---- Entries provided
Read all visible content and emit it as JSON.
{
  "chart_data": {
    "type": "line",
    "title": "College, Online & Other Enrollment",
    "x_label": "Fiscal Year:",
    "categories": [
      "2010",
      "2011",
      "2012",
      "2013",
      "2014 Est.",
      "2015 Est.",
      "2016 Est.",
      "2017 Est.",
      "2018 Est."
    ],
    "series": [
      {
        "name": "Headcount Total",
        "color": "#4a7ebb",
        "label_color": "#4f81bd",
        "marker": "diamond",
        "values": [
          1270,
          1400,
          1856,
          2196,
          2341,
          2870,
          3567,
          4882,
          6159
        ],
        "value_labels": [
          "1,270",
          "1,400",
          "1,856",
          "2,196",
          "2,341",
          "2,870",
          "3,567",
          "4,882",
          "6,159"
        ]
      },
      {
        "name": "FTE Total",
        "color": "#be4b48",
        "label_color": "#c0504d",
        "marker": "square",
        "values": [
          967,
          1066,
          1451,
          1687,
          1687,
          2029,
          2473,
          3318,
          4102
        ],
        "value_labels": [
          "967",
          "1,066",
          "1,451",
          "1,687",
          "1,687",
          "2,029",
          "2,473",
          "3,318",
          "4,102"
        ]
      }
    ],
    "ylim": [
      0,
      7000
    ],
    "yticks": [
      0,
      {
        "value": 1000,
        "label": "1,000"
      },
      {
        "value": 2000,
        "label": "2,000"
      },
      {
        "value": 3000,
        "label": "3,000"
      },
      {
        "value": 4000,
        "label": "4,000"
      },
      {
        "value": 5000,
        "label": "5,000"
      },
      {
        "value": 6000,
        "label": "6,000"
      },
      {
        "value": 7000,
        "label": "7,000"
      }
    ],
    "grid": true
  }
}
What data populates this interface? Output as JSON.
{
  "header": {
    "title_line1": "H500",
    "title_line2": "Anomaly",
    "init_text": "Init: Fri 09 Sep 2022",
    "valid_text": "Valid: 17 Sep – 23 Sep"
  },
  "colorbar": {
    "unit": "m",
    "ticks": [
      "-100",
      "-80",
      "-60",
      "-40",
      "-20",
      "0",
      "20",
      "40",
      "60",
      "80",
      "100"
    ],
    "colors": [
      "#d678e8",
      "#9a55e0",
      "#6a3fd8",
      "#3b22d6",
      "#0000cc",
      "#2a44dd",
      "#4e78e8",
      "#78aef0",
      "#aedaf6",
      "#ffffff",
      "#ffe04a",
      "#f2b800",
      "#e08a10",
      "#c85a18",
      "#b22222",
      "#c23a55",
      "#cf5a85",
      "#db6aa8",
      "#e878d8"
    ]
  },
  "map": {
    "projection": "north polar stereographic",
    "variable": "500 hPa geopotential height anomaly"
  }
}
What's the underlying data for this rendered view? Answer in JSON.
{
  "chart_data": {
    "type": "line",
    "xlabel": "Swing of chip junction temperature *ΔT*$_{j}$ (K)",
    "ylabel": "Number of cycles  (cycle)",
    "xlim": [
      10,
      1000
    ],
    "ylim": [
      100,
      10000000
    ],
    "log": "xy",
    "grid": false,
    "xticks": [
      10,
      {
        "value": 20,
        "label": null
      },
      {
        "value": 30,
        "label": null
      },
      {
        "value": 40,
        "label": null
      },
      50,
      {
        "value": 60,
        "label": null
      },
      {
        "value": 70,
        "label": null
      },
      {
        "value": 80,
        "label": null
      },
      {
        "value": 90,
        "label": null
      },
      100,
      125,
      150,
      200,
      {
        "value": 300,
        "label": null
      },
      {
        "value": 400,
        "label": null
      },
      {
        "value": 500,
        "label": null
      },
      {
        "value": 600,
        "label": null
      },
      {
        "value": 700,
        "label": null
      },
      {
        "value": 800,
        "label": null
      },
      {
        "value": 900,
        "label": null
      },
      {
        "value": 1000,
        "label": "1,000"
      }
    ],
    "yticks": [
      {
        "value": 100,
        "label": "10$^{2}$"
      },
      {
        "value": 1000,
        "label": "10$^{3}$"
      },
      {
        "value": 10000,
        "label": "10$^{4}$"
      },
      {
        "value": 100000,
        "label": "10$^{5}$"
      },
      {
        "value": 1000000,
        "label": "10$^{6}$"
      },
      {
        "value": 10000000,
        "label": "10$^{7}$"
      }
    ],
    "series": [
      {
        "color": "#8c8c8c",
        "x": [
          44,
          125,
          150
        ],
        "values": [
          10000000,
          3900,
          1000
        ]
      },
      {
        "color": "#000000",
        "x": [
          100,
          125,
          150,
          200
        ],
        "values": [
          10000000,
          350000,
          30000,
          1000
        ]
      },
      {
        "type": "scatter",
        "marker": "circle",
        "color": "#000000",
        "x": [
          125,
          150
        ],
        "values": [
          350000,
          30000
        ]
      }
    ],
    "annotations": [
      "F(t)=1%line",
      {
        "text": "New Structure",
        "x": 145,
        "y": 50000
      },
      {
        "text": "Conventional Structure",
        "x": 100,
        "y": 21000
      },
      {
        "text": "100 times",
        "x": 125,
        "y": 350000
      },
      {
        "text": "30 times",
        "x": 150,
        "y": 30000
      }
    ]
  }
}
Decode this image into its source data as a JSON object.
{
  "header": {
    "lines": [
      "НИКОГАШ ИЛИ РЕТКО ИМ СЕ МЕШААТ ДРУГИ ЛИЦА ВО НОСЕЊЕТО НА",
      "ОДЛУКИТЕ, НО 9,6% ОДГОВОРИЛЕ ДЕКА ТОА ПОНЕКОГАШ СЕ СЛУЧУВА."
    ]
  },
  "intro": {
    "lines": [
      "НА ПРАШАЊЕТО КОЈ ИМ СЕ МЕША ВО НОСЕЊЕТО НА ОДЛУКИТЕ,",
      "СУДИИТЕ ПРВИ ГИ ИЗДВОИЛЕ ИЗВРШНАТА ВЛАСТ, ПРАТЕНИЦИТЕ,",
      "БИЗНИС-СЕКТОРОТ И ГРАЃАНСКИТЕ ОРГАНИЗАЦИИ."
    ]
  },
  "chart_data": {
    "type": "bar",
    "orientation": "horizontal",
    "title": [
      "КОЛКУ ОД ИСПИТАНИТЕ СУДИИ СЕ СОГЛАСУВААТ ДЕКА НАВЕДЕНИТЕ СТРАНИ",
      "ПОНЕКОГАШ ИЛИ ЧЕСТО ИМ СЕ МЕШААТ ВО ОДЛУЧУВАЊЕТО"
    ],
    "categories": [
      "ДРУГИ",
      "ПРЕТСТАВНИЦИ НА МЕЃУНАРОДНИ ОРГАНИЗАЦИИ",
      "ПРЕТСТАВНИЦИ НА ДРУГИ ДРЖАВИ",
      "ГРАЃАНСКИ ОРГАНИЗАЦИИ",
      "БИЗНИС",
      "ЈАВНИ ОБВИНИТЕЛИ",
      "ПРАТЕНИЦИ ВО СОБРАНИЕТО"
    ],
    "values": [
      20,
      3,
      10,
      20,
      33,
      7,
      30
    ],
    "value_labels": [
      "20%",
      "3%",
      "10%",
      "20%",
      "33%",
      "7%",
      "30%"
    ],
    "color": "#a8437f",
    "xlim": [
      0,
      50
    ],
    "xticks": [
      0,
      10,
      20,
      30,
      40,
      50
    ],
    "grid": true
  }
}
--------
# Your objective:
Please set down all the data word for word.

# Complete response:
Read all visible content and emit it as JSON.
{
  "chart_data": {
    "type": "line",
    "title": "College, Online & Other Enrollment",
    "x_label": "Fiscal Year:",
    "categories": [
      "2010",
      "2011",
      "2012",
      "2013",
      "2014 Est.",
      "2015 Est.",
      "2016 Est.",
      "2017 Est.",
      "2018 Est."
    ],
    "series": [
      {
        "name": "Headcount Total",
        "color": "#4a7ebb",
        "label_color": "#4f81bd",
        "marker": "diamond",
        "values": [
          1270,
          1400,
          1856,
          2196,
          2341,
          2870,
          3567,
          4882,
          6159
        ],
        "value_labels": [
          "1,270",
          "1,400",
          "1,856",
          "2,196",
          "2,341",
          "2,870",
          "3,567",
          "4,882",
          "6,159"
        ]
      },
      {
        "name": "FTE Total",
        "color": "#be4b48",
        "label_color": "#c0504d",
        "marker": "square",
        "values": [
          967,
          1066,
          1451,
          1687,
          1687,
          2029,
          2473,
          3318,
          4102
        ],
        "value_labels": [
          "967",
          "1,066",
          "1,451",
          "1,687",
          "1,687",
          "2,029",
          "2,473",
          "3,318",
          "4,102"
        ]
      }
    ],
    "ylim": [
      0,
      7000
    ],
    "yticks": [
      0,
      {
        "value": 1000,
        "label": "1,000"
      },
      {
        "value": 2000,
        "label": "2,000"
      },
      {
        "value": 3000,
        "label": "3,000"
      },
      {
        "value": 4000,
        "label": "4,000"
      },
      {
        "value": 5000,
        "label": "5,000"
      },
      {
        "value": 6000,
        "label": "6,000"
      },
      {
        "value": 7000,
        "label": "7,000"
      }
    ],
    "grid": true
  }
}
What data populates this interface? Output as JSON.
{
  "header": {
    "title_line1": "H500",
    "title_line2": "Anomaly",
    "init_text": "Init: Fri 09 Sep 2022",
    "valid_text": "Valid: 17 Sep – 23 Sep"
  },
  "colorbar": {
    "unit": "m",
    "ticks": [
      "-100",
      "-80",
      "-60",
      "-40",
      "-20",
      "0",
      "20",
      "40",
      "60",
      "80",
      "100"
    ],
    "colors": [
      "#d678e8",
      "#9a55e0",
      "#6a3fd8",
      "#3b22d6",
      "#0000cc",
      "#2a44dd",
      "#4e78e8",
      "#78aef0",
      "#aedaf6",
      "#ffffff",
      "#ffe04a",
      "#f2b800",
      "#e08a10",
      "#c85a18",
      "#b22222",
      "#c23a55",
      "#cf5a85",
      "#db6aa8",
      "#e878d8"
    ]
  },
  "map": {
    "projection": "north polar stereographic",
    "variable": "500 hPa geopotential height anomaly"
  }
}
What's the underlying data for this rendered view? Answer in JSON.
{
  "chart_data": {
    "type": "line",
    "xlabel": "Swing of chip junction temperature *ΔT*$_{j}$ (K)",
    "ylabel": "Number of cycles  (cycle)",
    "xlim": [
      10,
      1000
    ],
    "ylim": [
      100,
      10000000
    ],
    "log": "xy",
    "grid": false,
    "xticks": [
      10,
      {
        "value": 20,
        "label": null
      },
      {
        "value": 30,
        "label": null
      },
      {
        "value": 40,
        "label": null
      },
      50,
      {
        "value": 60,
        "label": null
      },
      {
        "value": 70,
        "label": null
      },
      {
        "value": 80,
        "label": null
      },
      {
        "value": 90,
        "label": null
      },
      100,
      125,
      150,
      200,
      {
        "value": 300,
        "label": null
      },
      {
        "value": 400,
        "label": null
      },
      {
        "value": 500,
        "label": null
      },
      {
        "value": 600,
        "label": null
      },
      {
        "value": 700,
        "label": null
      },
      {
        "value": 800,
        "label": null
      },
      {
        "value": 900,
        "label": null
      },
      {
        "value": 1000,
        "label": "1,000"
      }
    ],
    "yticks": [
      {
        "value": 100,
        "label": "10$^{2}$"
      },
      {
        "value": 1000,
        "label": "10$^{3}$"
      },
      {
        "value": 10000,
        "label": "10$^{4}$"
      },
      {
        "value": 100000,
        "label": "10$^{5}$"
      },
      {
        "value": 1000000,
        "label": "10$^{6}$"
      },
      {
        "value": 10000000,
        "label": "10$^{7}$"
      }
    ],
    "series": [
      {
        "color": "#8c8c8c",
        "x": [
          44,
          125,
          150
        ],
        "values": [
          10000000,
          3900,
          1000
        ]
      },
      {
        "color": "#000000",
        "x": [
          100,
          125,
          150,
          200
        ],
        "values": [
          10000000,
          350000,
          30000,
          1000
        ]
      },
      {
        "type": "scatter",
        "marker": "circle",
        "color": "#000000",
        "x": [
          125,
          150
        ],
        "values": [
          350000,
          30000
        ]
      }
    ],
    "annotations": [
      "F(t)=1%line",
      {
        "text": "New Structure",
        "x": 145,
        "y": 50000
      },
      {
        "text": "Conventional Structure",
        "x": 100,
        "y": 21000
      },
      {
        "text": "100 times",
        "x": 125,
        "y": 350000
      },
      {
        "text": "30 times",
        "x": 150,
        "y": 30000
      }
    ]
  }
}
Decode this image into its source data as a JSON object.
{
  "header": {
    "lines": [
      "НИКОГАШ ИЛИ РЕТКО ИМ СЕ МЕШААТ ДРУГИ ЛИЦА ВО НОСЕЊЕТО НА",
      "ОДЛУКИТЕ, НО 9,6% ОДГОВОРИЛЕ ДЕКА ТОА ПОНЕКОГАШ СЕ СЛУЧУВА."
    ]
  },
  "intro": {
    "lines": [
      "НА ПРАШАЊЕТО КОЈ ИМ СЕ МЕША ВО НОСЕЊЕТО НА ОДЛУКИТЕ,",
      "СУДИИТЕ ПРВИ ГИ ИЗДВОИЛЕ ИЗВРШНАТА ВЛАСТ, ПРАТЕНИЦИТЕ,",
      "БИЗНИС-СЕКТОРОТ И ГРАЃАНСКИТЕ ОРГАНИЗАЦИИ."
    ]
  },
  "chart_data": {
    "type": "bar",
    "orientation": "horizontal",
    "title": [
      "КОЛКУ ОД ИСПИТАНИТЕ СУДИИ СЕ СОГЛАСУВААТ ДЕКА НАВЕДЕНИТЕ СТРАНИ",
      "ПОНЕКОГАШ ИЛИ ЧЕСТО ИМ СЕ МЕШААТ ВО ОДЛУЧУВАЊЕТО"
    ],
    "categories": [
      "ДРУГИ",
      "ПРЕТСТАВНИЦИ НА МЕЃУНАРОДНИ ОРГАНИЗАЦИИ",
      "ПРЕТСТАВНИЦИ НА ДРУГИ ДРЖАВИ",
      "ГРАЃАНСКИ ОРГАНИЗАЦИИ",
      "БИЗНИС",
      "ЈАВНИ ОБВИНИТЕЛИ",
      "ПРАТЕНИЦИ ВО СОБРАНИЕТО"
    ],
    "values": [
      20,
      3,
      10,
      20,
      33,
      7,
      30
    ],
    "value_labels": [
      "20%",
      "3%",
      "10%",
      "20%",
      "33%",
      "7%",
      "30%"
    ],
    "color": "#a8437f",
    "xlim": [
      0,
      50
    ],
    "xticks": [
      0,
      10,
      20,
      30,
      40,
      50
    ],
    "grid": true
  }
}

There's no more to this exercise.